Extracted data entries
╔══
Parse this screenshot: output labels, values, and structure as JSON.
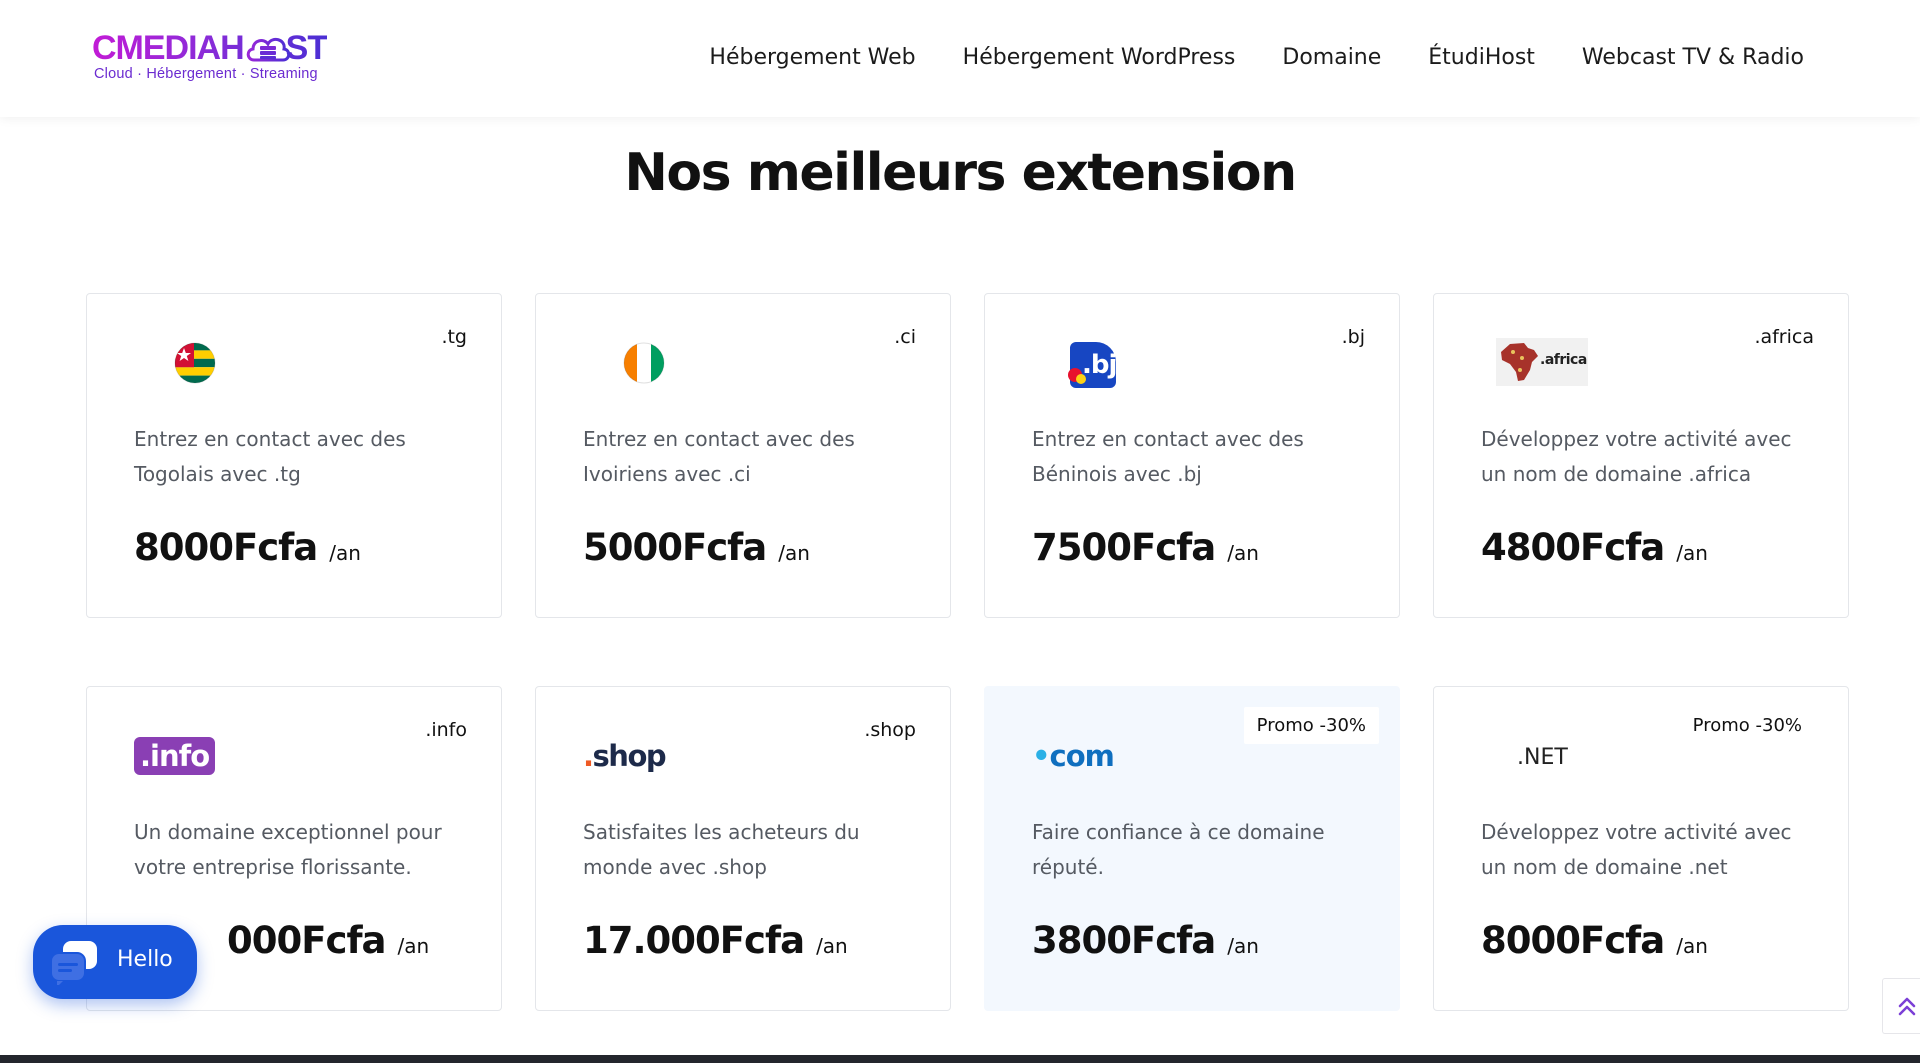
{
  "brand": {
    "name_part1": "CMEDIAH",
    "name_part2": "ST",
    "tagline": "Cloud · Hébergement · Streaming"
  },
  "nav": {
    "items": [
      {
        "label": "Hébergement Web"
      },
      {
        "label": "Hébergement WordPress"
      },
      {
        "label": "Domaine"
      },
      {
        "label": "ÉtudiHost"
      },
      {
        "label": "Webcast TV & Radio"
      }
    ]
  },
  "section": {
    "title": "Nos meilleurs extension"
  },
  "cards": [
    {
      "tag": ".tg",
      "description": "Entrez en contact avec des Togolais avec .tg",
      "price": "8000Fcfa",
      "per": "/an"
    },
    {
      "tag": ".ci",
      "description": "Entrez en contact avec des Ivoiriens avec .ci",
      "price": "5000Fcfa",
      "per": "/an"
    },
    {
      "tag": ".bj",
      "description": "Entrez en contact avec des Béninois avec .bj",
      "price": "7500Fcfa",
      "per": "/an",
      "logo_text": ".bj"
    },
    {
      "tag": ".africa",
      "description": "Développez votre activité avec un nom de domaine .africa",
      "price": "4800Fcfa",
      "per": "/an",
      "logo_text": ".africa"
    },
    {
      "tag": ".info",
      "description": "Un domaine exceptionnel pour votre entreprise florissante.",
      "price": "000Fcfa",
      "per": "/an",
      "logo_text": ".info"
    },
    {
      "tag": ".shop",
      "description": "Satisfaites les acheteurs du monde avec .shop",
      "price": "17.000Fcfa",
      "per": "/an",
      "logo_dot": ".",
      "logo_text": "shop"
    },
    {
      "promo": "Promo -30%",
      "description": "Faire confiance à ce domaine réputé.",
      "price": "3800Fcfa",
      "per": "/an",
      "logo_dot": "•",
      "logo_text": "com"
    },
    {
      "promo": "Promo -30%",
      "description": "Développez votre activité avec un nom de domaine .net",
      "price": "8000Fcfa",
      "per": "/an",
      "logo_text": ".NET"
    }
  ],
  "chat": {
    "label": "Hello",
    "icon": "chat-bubble-icon"
  },
  "scroll_top": {
    "icon": "double-chevron-up-icon"
  },
  "colors": {
    "brand_pink": "#c21bd6",
    "brand_violet": "#4a2fd4",
    "chat_blue": "#1a56db",
    "highlight_card": "#f3f8fe"
  }
}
╚══
YOUR GOAL:
Copy out the entries verbatim and leave the images out.

ANSWER TO THE EXERCISE:
Parse this screenshot: output labels, values, and structure as JSON.
{
  "brand": {
    "name_part1": "CMEDIAH",
    "name_part2": "ST",
    "tagline": "Cloud · Hébergement · Streaming"
  },
  "nav": {
    "items": [
      {
        "label": "Hébergement Web"
      },
      {
        "label": "Hébergement WordPress"
      },
      {
        "label": "Domaine"
      },
      {
        "label": "ÉtudiHost"
      },
      {
        "label": "Webcast TV & Radio"
      }
    ]
  },
  "section": {
    "title": "Nos meilleurs extension"
  },
  "cards": [
    {
      "tag": ".tg",
      "description": "Entrez en contact avec des Togolais avec .tg",
      "price": "8000Fcfa",
      "per": "/an"
    },
    {
      "tag": ".ci",
      "description": "Entrez en contact avec des Ivoiriens avec .ci",
      "price": "5000Fcfa",
      "per": "/an"
    },
    {
      "tag": ".bj",
      "description": "Entrez en contact avec des Béninois avec .bj",
      "price": "7500Fcfa",
      "per": "/an",
      "logo_text": ".bj"
    },
    {
      "tag": ".africa",
      "description": "Développez votre activité avec un nom de domaine .africa",
      "price": "4800Fcfa",
      "per": "/an",
      "logo_text": ".africa"
    },
    {
      "tag": ".info",
      "description": "Un domaine exceptionnel pour votre entreprise florissante.",
      "price": "000Fcfa",
      "per": "/an",
      "logo_text": ".info"
    },
    {
      "tag": ".shop",
      "description": "Satisfaites les acheteurs du monde avec .shop",
      "price": "17.000Fcfa",
      "per": "/an",
      "logo_dot": ".",
      "logo_text": "shop"
    },
    {
      "promo": "Promo -30%",
      "description": "Faire confiance à ce domaine réputé.",
      "price": "3800Fcfa",
      "per": "/an",
      "logo_dot": "•",
      "logo_text": "com"
    },
    {
      "promo": "Promo -30%",
      "description": "Développez votre activité avec un nom de domaine .net",
      "price": "8000Fcfa",
      "per": "/an",
      "logo_text": ".NET"
    }
  ],
  "chat": {
    "label": "Hello",
    "icon": "chat-bubble-icon"
  },
  "scroll_top": {
    "icon": "double-chevron-up-icon"
  },
  "colors": {
    "brand_pink": "#c21bd6",
    "brand_violet": "#4a2fd4",
    "chat_blue": "#1a56db",
    "highlight_card": "#f3f8fe"
  }
}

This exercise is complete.